▶ _Given exercise_
Write the data out again exactly, with no pictures.

** START **

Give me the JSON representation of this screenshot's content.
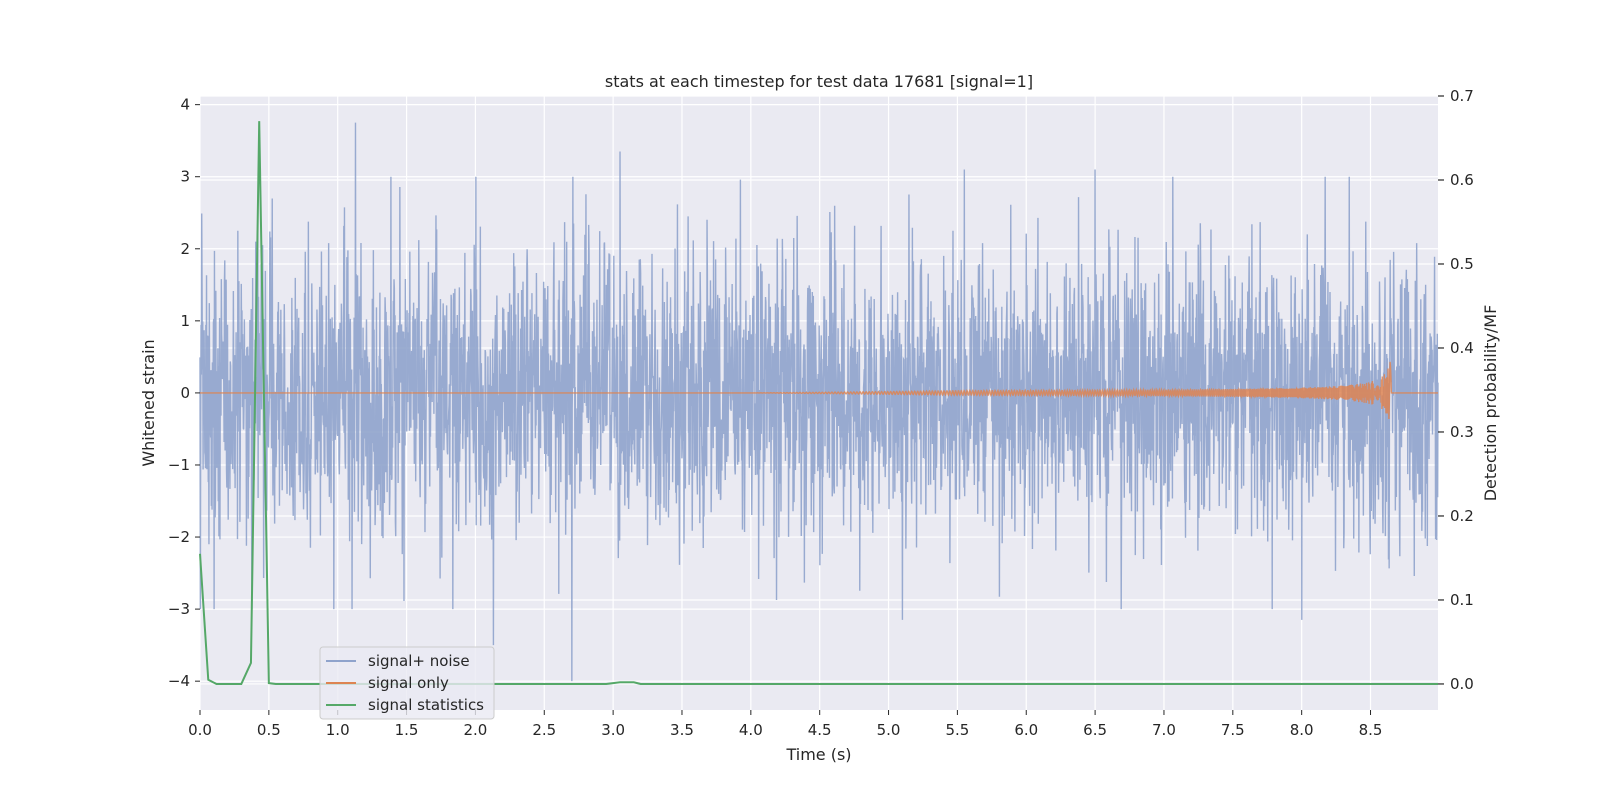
{
  "chart_data": {
    "type": "line",
    "title": "stats at each timestep for test data 17681 [signal=1]",
    "xlabel": "Time (s)",
    "ylabel": "Whitened strain",
    "y2label": "Detection probability/MF",
    "xlim": [
      0,
      8.99
    ],
    "ylim": [
      -4.4,
      4.12
    ],
    "y2lim": [
      -0.031,
      0.7
    ],
    "xticks": [
      "0.0",
      "0.5",
      "1.0",
      "1.5",
      "2.0",
      "2.5",
      "3.0",
      "3.5",
      "4.0",
      "4.5",
      "5.0",
      "5.5",
      "6.0",
      "6.5",
      "7.0",
      "7.5",
      "8.0",
      "8.5"
    ],
    "xtick_values": [
      0,
      0.5,
      1,
      1.5,
      2,
      2.5,
      3,
      3.5,
      4,
      4.5,
      5,
      5.5,
      6,
      6.5,
      7,
      7.5,
      8,
      8.5
    ],
    "yticks": [
      "−4",
      "−3",
      "−2",
      "−1",
      "0",
      "1",
      "2",
      "3",
      "4"
    ],
    "ytick_values": [
      -4,
      -3,
      -2,
      -1,
      0,
      1,
      2,
      3,
      4
    ],
    "y2ticks": [
      "0.0",
      "0.1",
      "0.2",
      "0.3",
      "0.4",
      "0.5",
      "0.6",
      "0.7"
    ],
    "y2tick_values": [
      0,
      0.1,
      0.2,
      0.3,
      0.4,
      0.5,
      0.6,
      0.7
    ],
    "grid": true,
    "legend_position": "lower-left",
    "colors": {
      "background": "#eaeaf2",
      "noise": "#8fa3cc",
      "signal": "#dd8452",
      "stats": "#55a868",
      "grid": "#ffffff"
    },
    "series": [
      {
        "name": "signal+ noise",
        "axis": "left",
        "description_range": [
          -3.6,
          3.7
        ],
        "typical_envelope": [
          -1.8,
          1.8
        ],
        "notable_peaks": [
          {
            "x": 0.42,
            "y": 2.55
          },
          {
            "x": 1.13,
            "y": 3.75
          },
          {
            "x": 2.13,
            "y": -3.5
          },
          {
            "x": 2.7,
            "y": -4.0
          },
          {
            "x": 3.05,
            "y": 3.35
          },
          {
            "x": 5.1,
            "y": -3.15
          },
          {
            "x": 5.55,
            "y": 3.1
          },
          {
            "x": 6.5,
            "y": 3.1
          },
          {
            "x": 8.0,
            "y": -3.15
          }
        ]
      },
      {
        "name": "signal only",
        "axis": "left",
        "chirp_start": 4.0,
        "merger_time": 8.65,
        "merger_amplitude": 0.65
      },
      {
        "name": "signal statistics",
        "axis": "right",
        "x": [
          0.0,
          0.06,
          0.12,
          0.3,
          0.37,
          0.43,
          0.5,
          0.55,
          2.95,
          3.05,
          3.15,
          3.2,
          8.99
        ],
        "y": [
          0.155,
          0.005,
          0.0,
          0.0,
          0.025,
          0.67,
          0.001,
          0.0,
          0.0,
          0.002,
          0.002,
          0.0,
          0.0
        ]
      }
    ]
  }
}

** END **

▶ _Correct response_
Give me the JSON representation of this screenshot's content.
{
  "chart_data": {
    "type": "line",
    "title": "stats at each timestep for test data 17681 [signal=1]",
    "xlabel": "Time (s)",
    "ylabel": "Whitened strain",
    "y2label": "Detection probability/MF",
    "xlim": [
      0,
      8.99
    ],
    "ylim": [
      -4.4,
      4.12
    ],
    "y2lim": [
      -0.031,
      0.7
    ],
    "xticks": [
      "0.0",
      "0.5",
      "1.0",
      "1.5",
      "2.0",
      "2.5",
      "3.0",
      "3.5",
      "4.0",
      "4.5",
      "5.0",
      "5.5",
      "6.0",
      "6.5",
      "7.0",
      "7.5",
      "8.0",
      "8.5"
    ],
    "xtick_values": [
      0,
      0.5,
      1,
      1.5,
      2,
      2.5,
      3,
      3.5,
      4,
      4.5,
      5,
      5.5,
      6,
      6.5,
      7,
      7.5,
      8,
      8.5
    ],
    "yticks": [
      "−4",
      "−3",
      "−2",
      "−1",
      "0",
      "1",
      "2",
      "3",
      "4"
    ],
    "ytick_values": [
      -4,
      -3,
      -2,
      -1,
      0,
      1,
      2,
      3,
      4
    ],
    "y2ticks": [
      "0.0",
      "0.1",
      "0.2",
      "0.3",
      "0.4",
      "0.5",
      "0.6",
      "0.7"
    ],
    "y2tick_values": [
      0,
      0.1,
      0.2,
      0.3,
      0.4,
      0.5,
      0.6,
      0.7
    ],
    "grid": true,
    "legend_position": "lower-left",
    "colors": {
      "background": "#eaeaf2",
      "noise": "#8fa3cc",
      "signal": "#dd8452",
      "stats": "#55a868",
      "grid": "#ffffff"
    },
    "series": [
      {
        "name": "signal+ noise",
        "axis": "left",
        "description_range": [
          -3.6,
          3.7
        ],
        "typical_envelope": [
          -1.8,
          1.8
        ],
        "notable_peaks": [
          {
            "x": 0.42,
            "y": 2.55
          },
          {
            "x": 1.13,
            "y": 3.75
          },
          {
            "x": 2.13,
            "y": -3.5
          },
          {
            "x": 2.7,
            "y": -4.0
          },
          {
            "x": 3.05,
            "y": 3.35
          },
          {
            "x": 5.1,
            "y": -3.15
          },
          {
            "x": 5.55,
            "y": 3.1
          },
          {
            "x": 6.5,
            "y": 3.1
          },
          {
            "x": 8.0,
            "y": -3.15
          }
        ]
      },
      {
        "name": "signal only",
        "axis": "left",
        "chirp_start": 4.0,
        "merger_time": 8.65,
        "merger_amplitude": 0.65
      },
      {
        "name": "signal statistics",
        "axis": "right",
        "x": [
          0.0,
          0.06,
          0.12,
          0.3,
          0.37,
          0.43,
          0.5,
          0.55,
          2.95,
          3.05,
          3.15,
          3.2,
          8.99
        ],
        "y": [
          0.155,
          0.005,
          0.0,
          0.0,
          0.025,
          0.67,
          0.001,
          0.0,
          0.0,
          0.002,
          0.002,
          0.0,
          0.0
        ]
      }
    ]
  }
}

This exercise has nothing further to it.